- [WHAT TO WORK ON]: Gather every line of the records below that contains the string "title", and copy each one. Case counts.

[BEGIN RECORDS SUPPLIED]

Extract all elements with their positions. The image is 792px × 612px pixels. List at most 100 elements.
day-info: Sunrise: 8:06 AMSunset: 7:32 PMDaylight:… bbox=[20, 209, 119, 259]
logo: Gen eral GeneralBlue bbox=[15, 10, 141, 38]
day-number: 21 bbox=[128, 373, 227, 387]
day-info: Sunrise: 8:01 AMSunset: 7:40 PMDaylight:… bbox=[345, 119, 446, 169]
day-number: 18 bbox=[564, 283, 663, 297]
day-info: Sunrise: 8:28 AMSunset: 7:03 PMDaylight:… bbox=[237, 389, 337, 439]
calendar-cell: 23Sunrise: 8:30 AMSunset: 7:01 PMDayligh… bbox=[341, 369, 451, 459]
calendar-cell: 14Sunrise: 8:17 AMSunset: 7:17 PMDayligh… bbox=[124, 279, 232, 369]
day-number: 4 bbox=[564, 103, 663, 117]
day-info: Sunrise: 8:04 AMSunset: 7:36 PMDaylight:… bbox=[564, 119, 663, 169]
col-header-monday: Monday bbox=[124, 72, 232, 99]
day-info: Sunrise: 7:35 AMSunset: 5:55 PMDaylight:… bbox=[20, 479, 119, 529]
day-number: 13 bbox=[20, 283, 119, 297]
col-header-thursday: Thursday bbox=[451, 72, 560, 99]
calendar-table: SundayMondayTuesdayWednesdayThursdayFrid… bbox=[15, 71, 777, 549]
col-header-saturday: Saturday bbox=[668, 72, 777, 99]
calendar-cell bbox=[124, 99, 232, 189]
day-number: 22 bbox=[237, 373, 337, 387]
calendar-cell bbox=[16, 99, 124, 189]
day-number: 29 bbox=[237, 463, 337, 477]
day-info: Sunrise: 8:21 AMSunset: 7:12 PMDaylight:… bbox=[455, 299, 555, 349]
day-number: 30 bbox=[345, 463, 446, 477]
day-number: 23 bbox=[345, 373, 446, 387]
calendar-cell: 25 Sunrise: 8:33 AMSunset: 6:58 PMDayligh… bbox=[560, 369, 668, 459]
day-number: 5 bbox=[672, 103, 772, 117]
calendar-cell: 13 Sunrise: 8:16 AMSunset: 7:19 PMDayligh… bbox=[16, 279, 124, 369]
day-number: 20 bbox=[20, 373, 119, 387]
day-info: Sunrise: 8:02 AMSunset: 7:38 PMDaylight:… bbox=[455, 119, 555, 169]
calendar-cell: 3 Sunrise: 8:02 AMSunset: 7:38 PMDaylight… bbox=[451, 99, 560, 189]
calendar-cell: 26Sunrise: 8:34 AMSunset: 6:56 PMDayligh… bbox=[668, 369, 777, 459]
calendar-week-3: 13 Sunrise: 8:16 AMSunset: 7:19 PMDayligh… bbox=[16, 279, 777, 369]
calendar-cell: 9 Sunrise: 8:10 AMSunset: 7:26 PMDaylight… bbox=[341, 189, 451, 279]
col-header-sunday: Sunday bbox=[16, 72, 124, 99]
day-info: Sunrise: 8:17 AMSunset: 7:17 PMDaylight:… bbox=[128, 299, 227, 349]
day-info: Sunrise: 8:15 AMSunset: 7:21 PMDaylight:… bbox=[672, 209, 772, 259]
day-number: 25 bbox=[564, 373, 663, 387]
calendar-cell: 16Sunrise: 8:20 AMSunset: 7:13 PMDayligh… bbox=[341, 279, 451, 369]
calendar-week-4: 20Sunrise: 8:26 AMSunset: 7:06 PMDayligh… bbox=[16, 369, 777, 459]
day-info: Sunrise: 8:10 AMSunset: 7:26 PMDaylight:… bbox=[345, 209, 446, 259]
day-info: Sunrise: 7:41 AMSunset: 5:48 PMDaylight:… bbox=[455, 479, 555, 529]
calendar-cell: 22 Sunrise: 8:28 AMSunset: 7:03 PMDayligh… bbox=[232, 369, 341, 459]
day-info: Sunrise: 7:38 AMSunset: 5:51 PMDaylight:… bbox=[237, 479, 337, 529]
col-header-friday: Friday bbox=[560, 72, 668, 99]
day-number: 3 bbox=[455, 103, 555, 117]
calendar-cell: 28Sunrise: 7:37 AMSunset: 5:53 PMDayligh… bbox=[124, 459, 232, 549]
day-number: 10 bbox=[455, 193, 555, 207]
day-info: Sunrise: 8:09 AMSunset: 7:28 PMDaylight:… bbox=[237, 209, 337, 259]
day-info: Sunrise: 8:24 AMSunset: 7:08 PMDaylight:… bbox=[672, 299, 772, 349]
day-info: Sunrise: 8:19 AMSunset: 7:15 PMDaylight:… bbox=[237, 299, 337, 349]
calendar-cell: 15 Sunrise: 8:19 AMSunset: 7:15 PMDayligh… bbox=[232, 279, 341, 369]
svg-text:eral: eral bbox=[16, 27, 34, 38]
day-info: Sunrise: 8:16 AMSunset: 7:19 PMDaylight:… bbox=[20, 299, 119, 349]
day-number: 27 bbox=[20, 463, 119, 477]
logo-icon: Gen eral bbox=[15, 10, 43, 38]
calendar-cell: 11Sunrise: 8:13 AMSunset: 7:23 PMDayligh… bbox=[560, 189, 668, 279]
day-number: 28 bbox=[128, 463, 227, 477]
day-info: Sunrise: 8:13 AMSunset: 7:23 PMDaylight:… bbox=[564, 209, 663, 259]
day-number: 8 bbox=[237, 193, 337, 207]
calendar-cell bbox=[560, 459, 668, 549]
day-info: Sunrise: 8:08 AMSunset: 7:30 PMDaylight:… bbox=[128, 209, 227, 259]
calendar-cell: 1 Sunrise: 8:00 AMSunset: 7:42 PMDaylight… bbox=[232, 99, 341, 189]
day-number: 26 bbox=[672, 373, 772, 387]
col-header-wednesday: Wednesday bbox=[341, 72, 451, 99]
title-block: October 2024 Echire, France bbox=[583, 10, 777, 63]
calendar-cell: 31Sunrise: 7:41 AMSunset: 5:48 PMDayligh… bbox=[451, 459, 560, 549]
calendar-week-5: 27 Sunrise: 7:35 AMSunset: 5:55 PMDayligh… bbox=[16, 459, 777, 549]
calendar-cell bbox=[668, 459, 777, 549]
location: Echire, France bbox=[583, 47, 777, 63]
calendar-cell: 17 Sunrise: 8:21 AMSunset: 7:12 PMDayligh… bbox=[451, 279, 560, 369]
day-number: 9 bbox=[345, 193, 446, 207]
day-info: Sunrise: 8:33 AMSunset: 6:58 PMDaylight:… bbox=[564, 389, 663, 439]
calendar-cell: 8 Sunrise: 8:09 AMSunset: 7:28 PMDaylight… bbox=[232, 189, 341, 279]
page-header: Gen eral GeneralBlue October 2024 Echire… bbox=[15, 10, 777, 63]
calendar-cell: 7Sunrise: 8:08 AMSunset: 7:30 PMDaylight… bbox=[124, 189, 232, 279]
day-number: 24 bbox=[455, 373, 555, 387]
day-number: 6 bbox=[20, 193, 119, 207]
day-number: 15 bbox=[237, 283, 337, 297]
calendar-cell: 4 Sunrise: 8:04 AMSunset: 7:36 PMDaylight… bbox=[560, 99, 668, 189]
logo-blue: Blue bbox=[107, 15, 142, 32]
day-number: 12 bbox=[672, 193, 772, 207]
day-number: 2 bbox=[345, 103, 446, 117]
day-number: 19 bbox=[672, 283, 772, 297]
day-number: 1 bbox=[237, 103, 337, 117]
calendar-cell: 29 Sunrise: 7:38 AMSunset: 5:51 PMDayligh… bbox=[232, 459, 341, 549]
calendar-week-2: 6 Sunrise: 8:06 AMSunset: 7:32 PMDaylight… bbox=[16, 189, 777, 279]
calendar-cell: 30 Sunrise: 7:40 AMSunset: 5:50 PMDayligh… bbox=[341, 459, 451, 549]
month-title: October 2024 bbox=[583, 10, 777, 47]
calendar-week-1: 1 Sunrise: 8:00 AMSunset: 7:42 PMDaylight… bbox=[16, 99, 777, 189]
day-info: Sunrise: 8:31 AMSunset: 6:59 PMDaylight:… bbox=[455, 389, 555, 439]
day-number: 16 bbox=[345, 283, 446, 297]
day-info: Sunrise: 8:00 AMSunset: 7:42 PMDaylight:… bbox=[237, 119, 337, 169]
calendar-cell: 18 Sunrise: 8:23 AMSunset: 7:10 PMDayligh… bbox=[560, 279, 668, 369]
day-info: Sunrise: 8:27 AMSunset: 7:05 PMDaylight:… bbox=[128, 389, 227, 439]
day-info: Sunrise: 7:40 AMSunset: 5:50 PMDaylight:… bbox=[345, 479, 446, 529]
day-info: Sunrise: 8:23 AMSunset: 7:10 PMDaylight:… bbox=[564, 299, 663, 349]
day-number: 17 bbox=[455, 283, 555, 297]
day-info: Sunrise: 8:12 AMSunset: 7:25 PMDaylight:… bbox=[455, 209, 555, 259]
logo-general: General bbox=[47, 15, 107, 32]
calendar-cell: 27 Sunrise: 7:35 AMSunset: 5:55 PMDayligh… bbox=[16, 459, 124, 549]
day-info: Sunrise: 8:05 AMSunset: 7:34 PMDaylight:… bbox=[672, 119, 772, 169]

[END RECORDS SUPPLIED]

- [EXERCISE RESPONSE]:
title-block: October 2024 Echire, France bbox=[583, 10, 777, 63]
month-title: October 2024 bbox=[583, 10, 777, 47]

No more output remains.